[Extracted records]

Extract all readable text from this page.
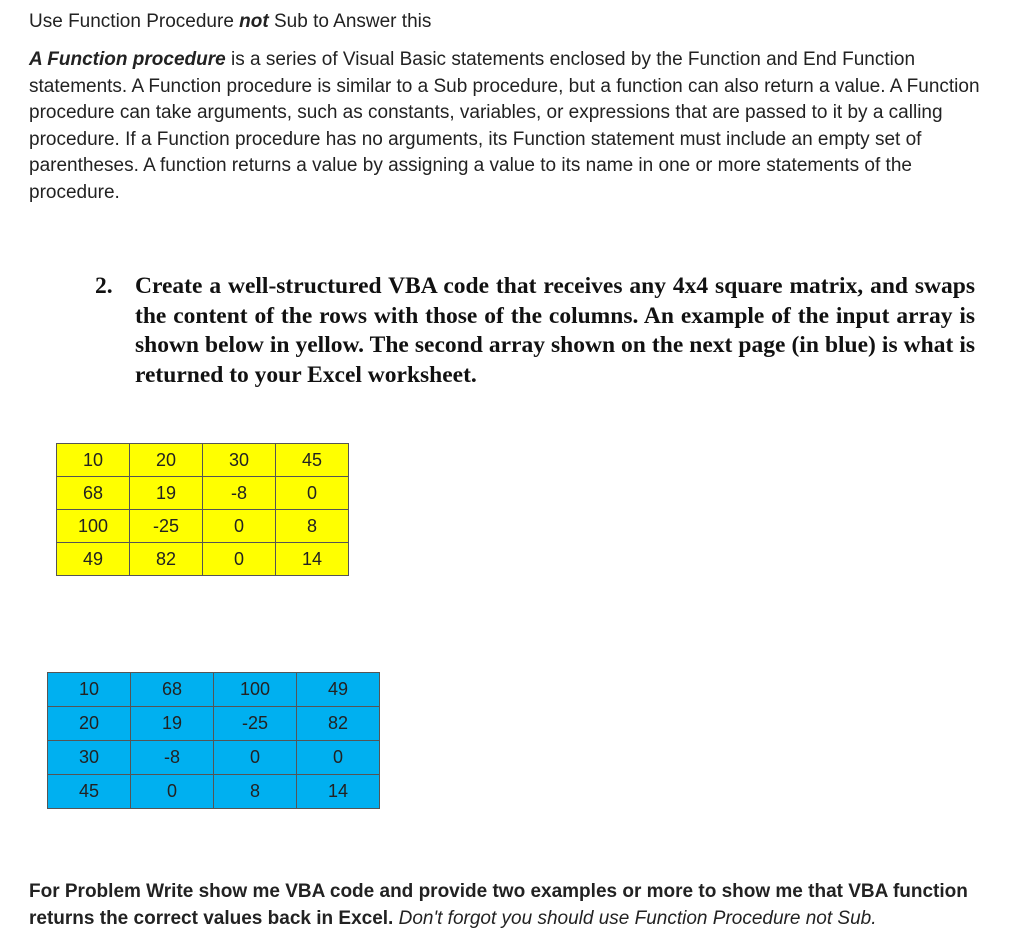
Use Function Procedure not Sub to Answer this
A Function procedure is a series of Visual Basic statements enclosed by the Function and End Function statements. A Function procedure is similar to a Sub procedure, but a function can also return a value. A Function procedure can take arguments, such as constants, variables, or expressions that are passed to it by a calling procedure. If a Function procedure has no arguments, its Function statement must include an empty set of parentheses. A function returns a value by assigning a value to its name in one or more statements of the procedure.
2. Create a well-structured VBA code that receives any 4x4 square matrix, and swaps the content of the rows with those of the columns. An example of the input array is shown below in yellow. The second array shown on the next page (in blue) is what is returned to your Excel worksheet.
10	20	30	45
68	19	-8	0
100	-25	0	8
49	82	0	14
10	68	100	49
20	19	-25	82
30	-8	0	0
45	0	8	14
For Problem Write show me VBA code and provide two examples or more to show me that VBA function returns the correct values back in Excel. Don't forgot you should use Function Procedure not Sub.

» GIVEN INSTRUCTION: Pull every line containing the word "returns" out of the entries above.

» SOLUTION:
A Function procedure is a series of Visual Basic statements enclosed by the Function and End Function statements. A Function procedure is similar to a Sub procedure, but a function can also return a value. A Function procedure can take arguments, such as constants, variables, or expressions that are passed to it by a calling procedure. If a Function procedure has no arguments, its Function statement must include an empty set of parentheses. A function returns a value by assigning a value to its name in one or more statements of the procedure.
For Problem Write show me VBA code and provide two examples or more to show me that VBA function returns the correct values back in Excel. Don't forgot you should use Function Procedure not Sub.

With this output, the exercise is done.